## Begin INPUT MATERIAL
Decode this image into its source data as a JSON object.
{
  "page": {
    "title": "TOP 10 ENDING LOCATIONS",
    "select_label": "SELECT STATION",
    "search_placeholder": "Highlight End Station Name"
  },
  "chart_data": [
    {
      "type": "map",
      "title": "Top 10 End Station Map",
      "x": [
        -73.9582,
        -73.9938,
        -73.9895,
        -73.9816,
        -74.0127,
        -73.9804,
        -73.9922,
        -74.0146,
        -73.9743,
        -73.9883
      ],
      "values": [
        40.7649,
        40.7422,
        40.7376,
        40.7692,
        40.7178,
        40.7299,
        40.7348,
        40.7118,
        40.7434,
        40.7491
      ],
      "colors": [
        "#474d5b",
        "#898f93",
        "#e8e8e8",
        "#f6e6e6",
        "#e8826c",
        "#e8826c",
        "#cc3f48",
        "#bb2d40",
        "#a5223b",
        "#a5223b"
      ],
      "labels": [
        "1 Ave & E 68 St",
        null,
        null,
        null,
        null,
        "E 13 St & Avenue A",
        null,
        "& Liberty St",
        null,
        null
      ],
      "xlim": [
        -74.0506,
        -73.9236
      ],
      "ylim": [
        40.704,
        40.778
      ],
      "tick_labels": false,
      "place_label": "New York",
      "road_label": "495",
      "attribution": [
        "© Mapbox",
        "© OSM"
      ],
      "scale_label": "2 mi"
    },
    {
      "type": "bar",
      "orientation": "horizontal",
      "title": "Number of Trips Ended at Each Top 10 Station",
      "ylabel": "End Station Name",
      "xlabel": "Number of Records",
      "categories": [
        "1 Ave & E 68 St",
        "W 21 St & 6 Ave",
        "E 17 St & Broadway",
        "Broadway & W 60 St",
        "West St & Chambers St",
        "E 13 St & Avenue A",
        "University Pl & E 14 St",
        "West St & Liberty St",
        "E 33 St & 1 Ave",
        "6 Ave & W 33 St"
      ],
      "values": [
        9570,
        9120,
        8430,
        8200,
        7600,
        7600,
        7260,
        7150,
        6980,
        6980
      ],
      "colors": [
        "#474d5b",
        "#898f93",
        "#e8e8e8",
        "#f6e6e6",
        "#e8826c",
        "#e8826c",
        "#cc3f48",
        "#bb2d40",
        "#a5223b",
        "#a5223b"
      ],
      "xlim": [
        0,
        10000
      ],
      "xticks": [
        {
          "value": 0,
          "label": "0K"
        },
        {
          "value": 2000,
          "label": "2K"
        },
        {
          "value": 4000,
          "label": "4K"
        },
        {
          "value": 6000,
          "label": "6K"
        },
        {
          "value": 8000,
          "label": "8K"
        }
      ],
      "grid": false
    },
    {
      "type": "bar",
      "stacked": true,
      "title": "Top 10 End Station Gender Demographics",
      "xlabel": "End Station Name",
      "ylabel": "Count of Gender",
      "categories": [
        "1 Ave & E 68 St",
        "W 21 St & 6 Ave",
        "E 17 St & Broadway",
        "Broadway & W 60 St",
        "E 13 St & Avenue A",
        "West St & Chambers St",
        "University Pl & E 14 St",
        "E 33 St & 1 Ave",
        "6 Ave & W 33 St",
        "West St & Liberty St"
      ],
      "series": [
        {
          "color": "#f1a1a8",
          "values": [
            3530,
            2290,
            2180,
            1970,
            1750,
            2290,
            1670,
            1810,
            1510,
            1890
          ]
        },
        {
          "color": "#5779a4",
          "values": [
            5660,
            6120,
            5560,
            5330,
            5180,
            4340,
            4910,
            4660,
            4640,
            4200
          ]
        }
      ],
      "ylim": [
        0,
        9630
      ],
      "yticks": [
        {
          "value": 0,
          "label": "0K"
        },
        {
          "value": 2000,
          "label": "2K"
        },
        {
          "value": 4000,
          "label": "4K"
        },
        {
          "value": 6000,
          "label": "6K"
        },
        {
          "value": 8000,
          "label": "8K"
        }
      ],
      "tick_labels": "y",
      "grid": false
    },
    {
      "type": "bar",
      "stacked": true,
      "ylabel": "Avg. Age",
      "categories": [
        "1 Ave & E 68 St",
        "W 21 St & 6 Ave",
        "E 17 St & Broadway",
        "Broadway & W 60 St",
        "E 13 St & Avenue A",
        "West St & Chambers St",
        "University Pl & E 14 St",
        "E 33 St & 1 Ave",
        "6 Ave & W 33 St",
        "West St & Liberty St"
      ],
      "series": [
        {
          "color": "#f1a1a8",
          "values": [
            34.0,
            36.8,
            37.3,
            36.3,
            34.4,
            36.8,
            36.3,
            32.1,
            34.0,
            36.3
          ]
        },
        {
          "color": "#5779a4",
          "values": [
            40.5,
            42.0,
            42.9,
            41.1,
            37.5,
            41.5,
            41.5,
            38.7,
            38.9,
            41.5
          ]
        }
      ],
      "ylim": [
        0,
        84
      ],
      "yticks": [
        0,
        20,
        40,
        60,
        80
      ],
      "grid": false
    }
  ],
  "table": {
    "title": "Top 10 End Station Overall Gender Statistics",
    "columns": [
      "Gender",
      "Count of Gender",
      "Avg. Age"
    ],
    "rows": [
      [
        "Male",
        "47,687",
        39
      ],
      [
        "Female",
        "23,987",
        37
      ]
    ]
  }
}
## End INPUT MATERIAL
__WHAT THE TASK ASKS__: Emit the records above again, exactly, with no line skipped.

__OUTPUT BELOW__:
Decode this image into its source data as a JSON object.
{
  "page": {
    "title": "TOP 10 ENDING LOCATIONS",
    "select_label": "SELECT STATION",
    "search_placeholder": "Highlight End Station Name"
  },
  "chart_data": [
    {
      "type": "map",
      "title": "Top 10 End Station Map",
      "x": [
        -73.9582,
        -73.9938,
        -73.9895,
        -73.9816,
        -74.0127,
        -73.9804,
        -73.9922,
        -74.0146,
        -73.9743,
        -73.9883
      ],
      "values": [
        40.7649,
        40.7422,
        40.7376,
        40.7692,
        40.7178,
        40.7299,
        40.7348,
        40.7118,
        40.7434,
        40.7491
      ],
      "colors": [
        "#474d5b",
        "#898f93",
        "#e8e8e8",
        "#f6e6e6",
        "#e8826c",
        "#e8826c",
        "#cc3f48",
        "#bb2d40",
        "#a5223b",
        "#a5223b"
      ],
      "labels": [
        "1 Ave & E 68 St",
        null,
        null,
        null,
        null,
        "E 13 St & Avenue A",
        null,
        "& Liberty St",
        null,
        null
      ],
      "xlim": [
        -74.0506,
        -73.9236
      ],
      "ylim": [
        40.704,
        40.778
      ],
      "tick_labels": false,
      "place_label": "New York",
      "road_label": "495",
      "attribution": [
        "© Mapbox",
        "© OSM"
      ],
      "scale_label": "2 mi"
    },
    {
      "type": "bar",
      "orientation": "horizontal",
      "title": "Number of Trips Ended at Each Top 10 Station",
      "ylabel": "End Station Name",
      "xlabel": "Number of Records",
      "categories": [
        "1 Ave & E 68 St",
        "W 21 St & 6 Ave",
        "E 17 St & Broadway",
        "Broadway & W 60 St",
        "West St & Chambers St",
        "E 13 St & Avenue A",
        "University Pl & E 14 St",
        "West St & Liberty St",
        "E 33 St & 1 Ave",
        "6 Ave & W 33 St"
      ],
      "values": [
        9570,
        9120,
        8430,
        8200,
        7600,
        7600,
        7260,
        7150,
        6980,
        6980
      ],
      "colors": [
        "#474d5b",
        "#898f93",
        "#e8e8e8",
        "#f6e6e6",
        "#e8826c",
        "#e8826c",
        "#cc3f48",
        "#bb2d40",
        "#a5223b",
        "#a5223b"
      ],
      "xlim": [
        0,
        10000
      ],
      "xticks": [
        {
          "value": 0,
          "label": "0K"
        },
        {
          "value": 2000,
          "label": "2K"
        },
        {
          "value": 4000,
          "label": "4K"
        },
        {
          "value": 6000,
          "label": "6K"
        },
        {
          "value": 8000,
          "label": "8K"
        }
      ],
      "grid": false
    },
    {
      "type": "bar",
      "stacked": true,
      "title": "Top 10 End Station Gender Demographics",
      "xlabel": "End Station Name",
      "ylabel": "Count of Gender",
      "categories": [
        "1 Ave & E 68 St",
        "W 21 St & 6 Ave",
        "E 17 St & Broadway",
        "Broadway & W 60 St",
        "E 13 St & Avenue A",
        "West St & Chambers St",
        "University Pl & E 14 St",
        "E 33 St & 1 Ave",
        "6 Ave & W 33 St",
        "West St & Liberty St"
      ],
      "series": [
        {
          "color": "#f1a1a8",
          "values": [
            3530,
            2290,
            2180,
            1970,
            1750,
            2290,
            1670,
            1810,
            1510,
            1890
          ]
        },
        {
          "color": "#5779a4",
          "values": [
            5660,
            6120,
            5560,
            5330,
            5180,
            4340,
            4910,
            4660,
            4640,
            4200
          ]
        }
      ],
      "ylim": [
        0,
        9630
      ],
      "yticks": [
        {
          "value": 0,
          "label": "0K"
        },
        {
          "value": 2000,
          "label": "2K"
        },
        {
          "value": 4000,
          "label": "4K"
        },
        {
          "value": 6000,
          "label": "6K"
        },
        {
          "value": 8000,
          "label": "8K"
        }
      ],
      "tick_labels": "y",
      "grid": false
    },
    {
      "type": "bar",
      "stacked": true,
      "ylabel": "Avg. Age",
      "categories": [
        "1 Ave & E 68 St",
        "W 21 St & 6 Ave",
        "E 17 St & Broadway",
        "Broadway & W 60 St",
        "E 13 St & Avenue A",
        "West St & Chambers St",
        "University Pl & E 14 St",
        "E 33 St & 1 Ave",
        "6 Ave & W 33 St",
        "West St & Liberty St"
      ],
      "series": [
        {
          "color": "#f1a1a8",
          "values": [
            34.0,
            36.8,
            37.3,
            36.3,
            34.4,
            36.8,
            36.3,
            32.1,
            34.0,
            36.3
          ]
        },
        {
          "color": "#5779a4",
          "values": [
            40.5,
            42.0,
            42.9,
            41.1,
            37.5,
            41.5,
            41.5,
            38.7,
            38.9,
            41.5
          ]
        }
      ],
      "ylim": [
        0,
        84
      ],
      "yticks": [
        0,
        20,
        40,
        60,
        80
      ],
      "grid": false
    }
  ],
  "table": {
    "title": "Top 10 End Station Overall Gender Statistics",
    "columns": [
      "Gender",
      "Count of Gender",
      "Avg. Age"
    ],
    "rows": [
      [
        "Male",
        "47,687",
        39
      ],
      [
        "Female",
        "23,987",
        37
      ]
    ]
  }
}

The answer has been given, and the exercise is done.